## THE TASK
Write out the listing in full, matching it word for word.

(Dataset entries)
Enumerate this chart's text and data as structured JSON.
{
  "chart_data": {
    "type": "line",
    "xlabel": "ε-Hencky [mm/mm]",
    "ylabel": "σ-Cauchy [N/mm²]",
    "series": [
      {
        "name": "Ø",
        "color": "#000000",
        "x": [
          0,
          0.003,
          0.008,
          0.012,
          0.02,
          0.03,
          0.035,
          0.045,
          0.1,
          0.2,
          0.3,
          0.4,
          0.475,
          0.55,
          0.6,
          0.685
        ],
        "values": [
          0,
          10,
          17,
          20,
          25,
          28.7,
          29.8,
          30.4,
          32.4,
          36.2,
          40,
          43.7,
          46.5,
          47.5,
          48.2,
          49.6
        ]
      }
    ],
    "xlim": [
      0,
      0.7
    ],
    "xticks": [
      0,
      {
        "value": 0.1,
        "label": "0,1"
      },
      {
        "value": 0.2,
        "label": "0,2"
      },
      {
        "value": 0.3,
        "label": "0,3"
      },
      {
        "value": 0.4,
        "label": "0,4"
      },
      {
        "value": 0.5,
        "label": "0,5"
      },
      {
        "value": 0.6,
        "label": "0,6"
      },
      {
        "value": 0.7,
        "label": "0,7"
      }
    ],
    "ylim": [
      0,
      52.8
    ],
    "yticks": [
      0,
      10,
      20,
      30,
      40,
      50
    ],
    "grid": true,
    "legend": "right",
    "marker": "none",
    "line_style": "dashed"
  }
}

## THE RESULT
Enumerate this chart's text and data as structured JSON.
{
  "chart_data": {
    "type": "line",
    "xlabel": "ε-Hencky [mm/mm]",
    "ylabel": "σ-Cauchy [N/mm²]",
    "series": [
      {
        "name": "Ø",
        "color": "#000000",
        "x": [
          0,
          0.003,
          0.008,
          0.012,
          0.02,
          0.03,
          0.035,
          0.045,
          0.1,
          0.2,
          0.3,
          0.4,
          0.475,
          0.55,
          0.6,
          0.685
        ],
        "values": [
          0,
          10,
          17,
          20,
          25,
          28.7,
          29.8,
          30.4,
          32.4,
          36.2,
          40,
          43.7,
          46.5,
          47.5,
          48.2,
          49.6
        ]
      }
    ],
    "xlim": [
      0,
      0.7
    ],
    "xticks": [
      0,
      {
        "value": 0.1,
        "label": "0,1"
      },
      {
        "value": 0.2,
        "label": "0,2"
      },
      {
        "value": 0.3,
        "label": "0,3"
      },
      {
        "value": 0.4,
        "label": "0,4"
      },
      {
        "value": 0.5,
        "label": "0,5"
      },
      {
        "value": 0.6,
        "label": "0,6"
      },
      {
        "value": 0.7,
        "label": "0,7"
      }
    ],
    "ylim": [
      0,
      52.8
    ],
    "yticks": [
      0,
      10,
      20,
      30,
      40,
      50
    ],
    "grid": true,
    "legend": "right",
    "marker": "none",
    "line_style": "dashed"
  }
}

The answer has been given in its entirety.